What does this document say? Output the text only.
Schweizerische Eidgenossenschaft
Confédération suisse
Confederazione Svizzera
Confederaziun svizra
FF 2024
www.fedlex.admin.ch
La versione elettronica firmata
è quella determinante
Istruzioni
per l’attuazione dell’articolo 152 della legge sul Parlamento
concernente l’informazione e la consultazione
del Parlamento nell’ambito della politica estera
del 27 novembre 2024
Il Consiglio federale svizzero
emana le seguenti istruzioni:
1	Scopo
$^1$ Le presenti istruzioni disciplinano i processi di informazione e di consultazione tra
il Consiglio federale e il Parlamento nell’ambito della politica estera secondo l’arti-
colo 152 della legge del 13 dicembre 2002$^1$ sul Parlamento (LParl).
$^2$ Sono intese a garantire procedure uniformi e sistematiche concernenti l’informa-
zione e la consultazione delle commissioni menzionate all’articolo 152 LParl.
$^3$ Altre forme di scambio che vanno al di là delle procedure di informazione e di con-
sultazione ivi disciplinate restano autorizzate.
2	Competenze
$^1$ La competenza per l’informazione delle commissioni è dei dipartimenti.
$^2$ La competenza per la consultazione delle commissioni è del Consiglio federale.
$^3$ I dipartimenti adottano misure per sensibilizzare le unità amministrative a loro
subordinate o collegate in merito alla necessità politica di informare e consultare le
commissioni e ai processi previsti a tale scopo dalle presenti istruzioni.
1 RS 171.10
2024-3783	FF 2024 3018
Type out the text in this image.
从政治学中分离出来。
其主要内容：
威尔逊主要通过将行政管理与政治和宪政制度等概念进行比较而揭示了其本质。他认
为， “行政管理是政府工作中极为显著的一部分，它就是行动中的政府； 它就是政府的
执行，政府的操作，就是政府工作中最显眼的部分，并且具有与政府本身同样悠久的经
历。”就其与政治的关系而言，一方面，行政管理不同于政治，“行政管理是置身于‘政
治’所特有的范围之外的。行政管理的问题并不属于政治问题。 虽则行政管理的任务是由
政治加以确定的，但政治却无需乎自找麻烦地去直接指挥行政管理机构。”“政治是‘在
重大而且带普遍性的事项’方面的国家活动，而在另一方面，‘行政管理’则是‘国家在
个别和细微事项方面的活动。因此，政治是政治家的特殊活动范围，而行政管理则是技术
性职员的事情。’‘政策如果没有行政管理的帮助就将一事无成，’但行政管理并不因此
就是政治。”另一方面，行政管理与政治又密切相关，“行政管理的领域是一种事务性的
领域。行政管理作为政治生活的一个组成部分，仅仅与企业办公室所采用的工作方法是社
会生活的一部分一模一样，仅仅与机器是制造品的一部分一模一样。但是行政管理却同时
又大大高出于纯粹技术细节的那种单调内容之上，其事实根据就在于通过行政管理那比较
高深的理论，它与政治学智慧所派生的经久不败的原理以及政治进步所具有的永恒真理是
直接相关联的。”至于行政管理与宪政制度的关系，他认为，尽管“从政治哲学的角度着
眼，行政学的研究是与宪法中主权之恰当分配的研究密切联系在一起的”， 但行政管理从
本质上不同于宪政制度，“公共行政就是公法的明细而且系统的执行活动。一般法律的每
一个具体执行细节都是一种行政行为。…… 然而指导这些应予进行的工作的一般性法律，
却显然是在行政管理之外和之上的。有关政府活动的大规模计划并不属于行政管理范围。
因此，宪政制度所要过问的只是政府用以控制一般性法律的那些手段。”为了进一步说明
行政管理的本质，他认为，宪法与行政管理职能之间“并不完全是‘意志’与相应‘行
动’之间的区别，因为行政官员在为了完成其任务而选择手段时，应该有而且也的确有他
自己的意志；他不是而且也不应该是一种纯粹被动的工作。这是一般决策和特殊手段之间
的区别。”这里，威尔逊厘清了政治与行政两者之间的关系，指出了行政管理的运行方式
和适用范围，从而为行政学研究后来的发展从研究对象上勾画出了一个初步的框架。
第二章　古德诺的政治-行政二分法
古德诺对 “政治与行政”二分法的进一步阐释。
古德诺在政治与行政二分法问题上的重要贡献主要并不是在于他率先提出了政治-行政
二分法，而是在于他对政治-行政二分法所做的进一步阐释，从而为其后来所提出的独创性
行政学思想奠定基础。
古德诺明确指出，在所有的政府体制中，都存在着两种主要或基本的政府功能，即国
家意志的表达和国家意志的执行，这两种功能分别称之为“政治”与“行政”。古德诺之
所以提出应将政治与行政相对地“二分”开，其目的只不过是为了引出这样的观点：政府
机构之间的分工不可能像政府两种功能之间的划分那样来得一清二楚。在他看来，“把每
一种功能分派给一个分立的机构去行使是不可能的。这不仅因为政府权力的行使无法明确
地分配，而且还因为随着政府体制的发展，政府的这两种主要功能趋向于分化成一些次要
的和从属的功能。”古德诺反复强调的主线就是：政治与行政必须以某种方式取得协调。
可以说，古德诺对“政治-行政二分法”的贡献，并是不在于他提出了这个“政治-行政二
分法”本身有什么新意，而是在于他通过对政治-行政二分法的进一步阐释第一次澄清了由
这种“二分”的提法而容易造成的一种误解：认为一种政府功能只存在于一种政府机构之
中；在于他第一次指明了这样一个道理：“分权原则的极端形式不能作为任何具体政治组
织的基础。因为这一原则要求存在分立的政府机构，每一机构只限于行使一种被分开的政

# # # # #

TASK DESCRIPTION — Nothing outside the span should appear: transcribe the lines from the one containing "Type out the text in this image." through the last line of the records.

EXERCISE RESPONSE —
Type out the text in this image.
从政治学中分离出来。
其主要内容：
威尔逊主要通过将行政管理与政治和宪政制度等概念进行比较而揭示了其本质。他认
为， “行政管理是政府工作中极为显著的一部分，它就是行动中的政府； 它就是政府的
执行，政府的操作，就是政府工作中最显眼的部分，并且具有与政府本身同样悠久的经
历。”就其与政治的关系而言，一方面，行政管理不同于政治，“行政管理是置身于‘政
治’所特有的范围之外的。行政管理的问题并不属于政治问题。 虽则行政管理的任务是由
政治加以确定的，但政治却无需乎自找麻烦地去直接指挥行政管理机构。”“政治是‘在
重大而且带普遍性的事项’方面的国家活动，而在另一方面，‘行政管理’则是‘国家在
个别和细微事项方面的活动。因此，政治是政治家的特殊活动范围，而行政管理则是技术
性职员的事情。’‘政策如果没有行政管理的帮助就将一事无成，’但行政管理并不因此
就是政治。”另一方面，行政管理与政治又密切相关，“行政管理的领域是一种事务性的
领域。行政管理作为政治生活的一个组成部分，仅仅与企业办公室所采用的工作方法是社
会生活的一部分一模一样，仅仅与机器是制造品的一部分一模一样。但是行政管理却同时
又大大高出于纯粹技术细节的那种单调内容之上，其事实根据就在于通过行政管理那比较
高深的理论，它与政治学智慧所派生的经久不败的原理以及政治进步所具有的永恒真理是
直接相关联的。”至于行政管理与宪政制度的关系，他认为，尽管“从政治哲学的角度着
眼，行政学的研究是与宪法中主权之恰当分配的研究密切联系在一起的”， 但行政管理从
本质上不同于宪政制度，“公共行政就是公法的明细而且系统的执行活动。一般法律的每
一个具体执行细节都是一种行政行为。…… 然而指导这些应予进行的工作的一般性法律，
却显然是在行政管理之外和之上的。有关政府活动的大规模计划并不属于行政管理范围。
因此，宪政制度所要过问的只是政府用以控制一般性法律的那些手段。”为了进一步说明
行政管理的本质，他认为，宪法与行政管理职能之间“并不完全是‘意志’与相应‘行
动’之间的区别，因为行政官员在为了完成其任务而选择手段时，应该有而且也的确有他
自己的意志；他不是而且也不应该是一种纯粹被动的工作。这是一般决策和特殊手段之间
的区别。”这里，威尔逊厘清了政治与行政两者之间的关系，指出了行政管理的运行方式
和适用范围，从而为行政学研究后来的发展从研究对象上勾画出了一个初步的框架。
第二章　古德诺的政治-行政二分法
古德诺对 “政治与行政”二分法的进一步阐释。
古德诺在政治与行政二分法问题上的重要贡献主要并不是在于他率先提出了政治-行政
二分法，而是在于他对政治-行政二分法所做的进一步阐释，从而为其后来所提出的独创性
行政学思想奠定基础。
古德诺明确指出，在所有的政府体制中，都存在着两种主要或基本的政府功能，即国
家意志的表达和国家意志的执行，这两种功能分别称之为“政治”与“行政”。古德诺之
所以提出应将政治与行政相对地“二分”开，其目的只不过是为了引出这样的观点：政府
机构之间的分工不可能像政府两种功能之间的划分那样来得一清二楚。在他看来，“把每
一种功能分派给一个分立的机构去行使是不可能的。这不仅因为政府权力的行使无法明确
地分配，而且还因为随着政府体制的发展，政府的这两种主要功能趋向于分化成一些次要
的和从属的功能。”古德诺反复强调的主线就是：政治与行政必须以某种方式取得协调。
可以说，古德诺对“政治-行政二分法”的贡献，并是不在于他提出了这个“政治-行政二
分法”本身有什么新意，而是在于他通过对政治-行政二分法的进一步阐释第一次澄清了由
这种“二分”的提法而容易造成的一种误解：认为一种政府功能只存在于一种政府机构之
中；在于他第一次指明了这样一个道理：“分权原则的极端形式不能作为任何具体政治组
织的基础。因为这一原则要求存在分立的政府机构，每一机构只限于行使一种被分开的政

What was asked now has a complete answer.